Collect each line of the entries that holds the string "rest".

(Items listed in a dataset)
※
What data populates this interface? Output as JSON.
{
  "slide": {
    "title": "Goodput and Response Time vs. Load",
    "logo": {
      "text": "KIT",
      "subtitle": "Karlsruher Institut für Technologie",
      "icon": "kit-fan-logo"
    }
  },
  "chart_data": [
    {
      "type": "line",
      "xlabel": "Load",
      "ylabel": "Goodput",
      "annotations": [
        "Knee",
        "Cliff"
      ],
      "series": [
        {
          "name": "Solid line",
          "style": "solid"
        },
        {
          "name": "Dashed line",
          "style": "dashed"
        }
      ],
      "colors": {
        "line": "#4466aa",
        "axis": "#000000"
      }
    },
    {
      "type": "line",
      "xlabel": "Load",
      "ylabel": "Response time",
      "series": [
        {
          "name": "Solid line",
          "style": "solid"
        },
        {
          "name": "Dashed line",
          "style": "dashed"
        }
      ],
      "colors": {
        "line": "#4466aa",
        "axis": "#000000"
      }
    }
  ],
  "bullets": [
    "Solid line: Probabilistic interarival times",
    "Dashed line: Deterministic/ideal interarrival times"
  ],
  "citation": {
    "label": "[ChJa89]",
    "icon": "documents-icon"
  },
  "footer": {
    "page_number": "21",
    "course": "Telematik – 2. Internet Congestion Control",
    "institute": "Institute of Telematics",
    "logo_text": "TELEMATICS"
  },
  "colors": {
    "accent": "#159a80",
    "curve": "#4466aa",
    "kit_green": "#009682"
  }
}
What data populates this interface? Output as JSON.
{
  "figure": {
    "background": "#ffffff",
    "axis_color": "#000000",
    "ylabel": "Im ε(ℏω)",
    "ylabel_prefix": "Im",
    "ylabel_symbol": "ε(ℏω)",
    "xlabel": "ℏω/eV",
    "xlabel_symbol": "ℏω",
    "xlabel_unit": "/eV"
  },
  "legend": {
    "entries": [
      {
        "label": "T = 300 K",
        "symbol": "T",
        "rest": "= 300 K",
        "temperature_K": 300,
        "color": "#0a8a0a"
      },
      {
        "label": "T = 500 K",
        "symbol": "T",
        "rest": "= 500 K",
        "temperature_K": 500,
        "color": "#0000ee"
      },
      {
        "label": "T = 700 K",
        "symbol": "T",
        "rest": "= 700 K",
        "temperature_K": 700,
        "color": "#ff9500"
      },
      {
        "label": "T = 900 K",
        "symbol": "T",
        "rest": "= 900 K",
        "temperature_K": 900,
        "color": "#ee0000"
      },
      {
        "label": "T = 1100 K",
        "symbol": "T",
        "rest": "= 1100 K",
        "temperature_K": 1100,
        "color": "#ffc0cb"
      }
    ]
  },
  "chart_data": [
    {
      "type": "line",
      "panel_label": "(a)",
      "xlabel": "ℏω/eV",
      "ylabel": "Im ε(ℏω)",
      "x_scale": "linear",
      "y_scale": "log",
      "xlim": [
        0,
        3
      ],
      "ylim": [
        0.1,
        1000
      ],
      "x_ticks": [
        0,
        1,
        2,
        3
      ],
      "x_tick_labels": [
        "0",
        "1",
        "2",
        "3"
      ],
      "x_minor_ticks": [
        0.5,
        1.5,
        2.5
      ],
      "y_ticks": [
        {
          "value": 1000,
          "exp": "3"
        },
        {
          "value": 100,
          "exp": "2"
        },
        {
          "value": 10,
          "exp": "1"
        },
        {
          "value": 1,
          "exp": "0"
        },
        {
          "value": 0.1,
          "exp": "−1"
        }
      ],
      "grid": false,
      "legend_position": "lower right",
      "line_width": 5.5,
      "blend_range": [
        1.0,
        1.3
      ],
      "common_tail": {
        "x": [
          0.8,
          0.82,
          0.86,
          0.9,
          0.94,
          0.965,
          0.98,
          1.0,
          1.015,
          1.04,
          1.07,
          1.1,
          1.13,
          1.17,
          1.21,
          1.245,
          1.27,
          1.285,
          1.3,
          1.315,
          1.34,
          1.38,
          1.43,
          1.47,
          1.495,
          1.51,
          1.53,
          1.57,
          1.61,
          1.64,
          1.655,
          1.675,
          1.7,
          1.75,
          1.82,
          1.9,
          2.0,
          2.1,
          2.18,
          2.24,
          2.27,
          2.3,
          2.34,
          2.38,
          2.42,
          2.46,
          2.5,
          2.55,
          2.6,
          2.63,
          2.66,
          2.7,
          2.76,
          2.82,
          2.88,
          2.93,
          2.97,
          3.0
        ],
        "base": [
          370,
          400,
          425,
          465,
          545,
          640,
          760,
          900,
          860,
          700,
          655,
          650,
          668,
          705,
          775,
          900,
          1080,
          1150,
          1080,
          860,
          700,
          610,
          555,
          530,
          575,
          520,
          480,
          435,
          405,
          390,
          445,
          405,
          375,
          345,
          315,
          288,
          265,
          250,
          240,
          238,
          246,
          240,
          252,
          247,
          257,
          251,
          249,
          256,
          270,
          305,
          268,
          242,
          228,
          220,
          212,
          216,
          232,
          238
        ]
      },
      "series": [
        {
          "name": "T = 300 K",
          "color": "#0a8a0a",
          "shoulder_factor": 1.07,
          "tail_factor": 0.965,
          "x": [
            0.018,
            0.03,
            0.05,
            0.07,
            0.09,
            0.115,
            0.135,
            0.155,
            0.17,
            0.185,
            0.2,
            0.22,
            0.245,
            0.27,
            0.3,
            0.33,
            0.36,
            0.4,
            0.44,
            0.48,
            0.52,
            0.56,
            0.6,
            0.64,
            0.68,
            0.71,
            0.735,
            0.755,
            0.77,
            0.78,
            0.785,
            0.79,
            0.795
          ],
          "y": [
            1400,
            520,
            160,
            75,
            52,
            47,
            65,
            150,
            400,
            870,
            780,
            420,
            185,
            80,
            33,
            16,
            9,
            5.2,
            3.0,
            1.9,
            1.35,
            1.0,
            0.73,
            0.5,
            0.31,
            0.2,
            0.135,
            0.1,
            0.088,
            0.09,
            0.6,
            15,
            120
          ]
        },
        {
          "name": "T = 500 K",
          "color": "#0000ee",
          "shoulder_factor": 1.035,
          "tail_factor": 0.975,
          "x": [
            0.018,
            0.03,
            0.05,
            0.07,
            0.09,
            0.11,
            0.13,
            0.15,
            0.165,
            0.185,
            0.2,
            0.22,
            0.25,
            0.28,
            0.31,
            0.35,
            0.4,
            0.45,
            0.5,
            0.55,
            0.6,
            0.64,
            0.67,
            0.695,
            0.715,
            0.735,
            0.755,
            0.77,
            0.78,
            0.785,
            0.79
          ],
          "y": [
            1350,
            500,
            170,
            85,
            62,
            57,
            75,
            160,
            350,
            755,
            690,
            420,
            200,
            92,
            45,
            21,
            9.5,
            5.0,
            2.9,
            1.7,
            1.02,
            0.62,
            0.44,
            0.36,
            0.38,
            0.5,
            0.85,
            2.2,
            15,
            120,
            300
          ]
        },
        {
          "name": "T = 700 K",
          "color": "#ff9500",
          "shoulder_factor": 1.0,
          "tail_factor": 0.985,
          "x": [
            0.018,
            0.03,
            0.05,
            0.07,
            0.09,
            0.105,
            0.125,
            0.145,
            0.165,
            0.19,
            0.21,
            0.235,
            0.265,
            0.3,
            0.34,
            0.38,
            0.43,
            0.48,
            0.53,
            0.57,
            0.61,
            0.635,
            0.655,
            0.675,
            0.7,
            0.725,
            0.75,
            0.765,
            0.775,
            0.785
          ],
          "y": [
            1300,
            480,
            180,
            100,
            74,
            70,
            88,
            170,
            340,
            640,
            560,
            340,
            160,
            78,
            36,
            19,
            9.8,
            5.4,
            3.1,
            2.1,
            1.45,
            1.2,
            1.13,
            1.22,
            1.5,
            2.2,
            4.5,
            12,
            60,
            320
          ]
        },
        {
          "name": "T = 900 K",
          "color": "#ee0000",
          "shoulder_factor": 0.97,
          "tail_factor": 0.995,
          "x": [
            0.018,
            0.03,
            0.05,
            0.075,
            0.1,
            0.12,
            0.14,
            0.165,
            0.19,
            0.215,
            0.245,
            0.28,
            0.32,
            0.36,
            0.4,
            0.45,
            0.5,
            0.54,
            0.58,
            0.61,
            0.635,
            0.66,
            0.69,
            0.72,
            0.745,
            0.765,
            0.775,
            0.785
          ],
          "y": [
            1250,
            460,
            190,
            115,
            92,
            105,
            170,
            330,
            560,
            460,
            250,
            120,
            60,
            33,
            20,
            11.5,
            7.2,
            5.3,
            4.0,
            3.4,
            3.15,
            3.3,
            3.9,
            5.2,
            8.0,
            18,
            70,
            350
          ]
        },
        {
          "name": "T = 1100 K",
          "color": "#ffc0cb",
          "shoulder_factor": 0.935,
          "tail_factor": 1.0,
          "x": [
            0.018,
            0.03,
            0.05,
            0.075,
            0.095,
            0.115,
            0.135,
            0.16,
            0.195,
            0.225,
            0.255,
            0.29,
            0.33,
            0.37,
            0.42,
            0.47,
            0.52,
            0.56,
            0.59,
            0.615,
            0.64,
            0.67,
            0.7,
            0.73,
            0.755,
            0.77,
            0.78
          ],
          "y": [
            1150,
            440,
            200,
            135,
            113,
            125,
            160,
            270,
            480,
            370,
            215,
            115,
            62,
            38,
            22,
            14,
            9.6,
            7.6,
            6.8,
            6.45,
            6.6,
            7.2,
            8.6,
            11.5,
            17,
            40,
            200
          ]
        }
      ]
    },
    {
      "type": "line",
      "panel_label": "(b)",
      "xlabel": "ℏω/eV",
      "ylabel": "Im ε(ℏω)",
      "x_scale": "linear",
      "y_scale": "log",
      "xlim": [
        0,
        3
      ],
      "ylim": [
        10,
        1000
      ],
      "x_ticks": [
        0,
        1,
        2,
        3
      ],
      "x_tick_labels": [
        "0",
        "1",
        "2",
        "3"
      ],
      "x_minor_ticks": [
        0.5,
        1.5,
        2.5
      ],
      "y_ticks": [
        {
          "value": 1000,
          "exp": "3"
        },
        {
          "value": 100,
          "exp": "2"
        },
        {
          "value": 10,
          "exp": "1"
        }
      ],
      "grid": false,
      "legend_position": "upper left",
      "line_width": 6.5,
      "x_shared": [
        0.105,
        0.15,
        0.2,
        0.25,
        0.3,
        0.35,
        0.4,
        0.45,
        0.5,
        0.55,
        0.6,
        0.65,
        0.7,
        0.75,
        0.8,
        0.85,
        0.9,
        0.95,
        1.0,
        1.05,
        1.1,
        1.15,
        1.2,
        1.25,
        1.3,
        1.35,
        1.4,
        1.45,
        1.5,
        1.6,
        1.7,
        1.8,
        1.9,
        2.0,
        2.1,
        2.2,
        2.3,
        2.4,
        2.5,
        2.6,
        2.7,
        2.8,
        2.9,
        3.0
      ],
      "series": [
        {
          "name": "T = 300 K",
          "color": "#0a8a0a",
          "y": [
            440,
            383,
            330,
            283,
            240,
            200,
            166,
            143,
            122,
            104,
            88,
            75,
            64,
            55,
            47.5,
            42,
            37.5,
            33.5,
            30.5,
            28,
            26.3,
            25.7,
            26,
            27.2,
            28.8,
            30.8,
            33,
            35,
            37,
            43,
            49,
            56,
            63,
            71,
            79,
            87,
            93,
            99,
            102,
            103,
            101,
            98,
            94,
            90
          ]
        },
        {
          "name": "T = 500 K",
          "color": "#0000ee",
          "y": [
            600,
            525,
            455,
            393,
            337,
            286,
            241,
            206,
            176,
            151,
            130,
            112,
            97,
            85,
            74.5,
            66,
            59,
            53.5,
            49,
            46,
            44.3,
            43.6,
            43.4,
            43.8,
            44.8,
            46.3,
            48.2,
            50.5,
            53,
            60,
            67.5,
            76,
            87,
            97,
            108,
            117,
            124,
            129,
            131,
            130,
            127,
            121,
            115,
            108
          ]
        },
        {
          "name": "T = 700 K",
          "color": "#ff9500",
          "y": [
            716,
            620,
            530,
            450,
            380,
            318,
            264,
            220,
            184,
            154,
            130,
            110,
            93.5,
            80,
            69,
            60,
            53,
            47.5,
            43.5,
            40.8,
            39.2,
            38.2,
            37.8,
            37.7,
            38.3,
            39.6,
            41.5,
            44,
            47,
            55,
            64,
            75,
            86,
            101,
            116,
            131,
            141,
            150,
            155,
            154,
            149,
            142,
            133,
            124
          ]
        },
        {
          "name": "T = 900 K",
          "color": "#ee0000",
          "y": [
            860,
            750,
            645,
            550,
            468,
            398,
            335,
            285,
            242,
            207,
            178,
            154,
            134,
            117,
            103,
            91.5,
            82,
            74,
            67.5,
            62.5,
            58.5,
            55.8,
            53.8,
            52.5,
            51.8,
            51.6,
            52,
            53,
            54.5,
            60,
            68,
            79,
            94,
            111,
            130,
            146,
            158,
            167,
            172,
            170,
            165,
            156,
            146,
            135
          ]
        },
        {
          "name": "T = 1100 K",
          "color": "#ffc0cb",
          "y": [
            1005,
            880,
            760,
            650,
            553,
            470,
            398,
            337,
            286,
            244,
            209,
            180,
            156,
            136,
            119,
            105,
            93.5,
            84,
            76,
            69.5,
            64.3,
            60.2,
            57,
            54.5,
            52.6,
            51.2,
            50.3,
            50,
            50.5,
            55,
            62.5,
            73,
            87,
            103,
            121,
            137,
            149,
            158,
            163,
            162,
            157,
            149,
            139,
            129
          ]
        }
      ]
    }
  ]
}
※
__ANSWER FOR THIS EXERCISE__.
        "rest": "= 300 K",
        "rest": "= 500 K",
        "rest": "= 700 K",
        "rest": "= 900 K",
        "rest": "= 1100 K",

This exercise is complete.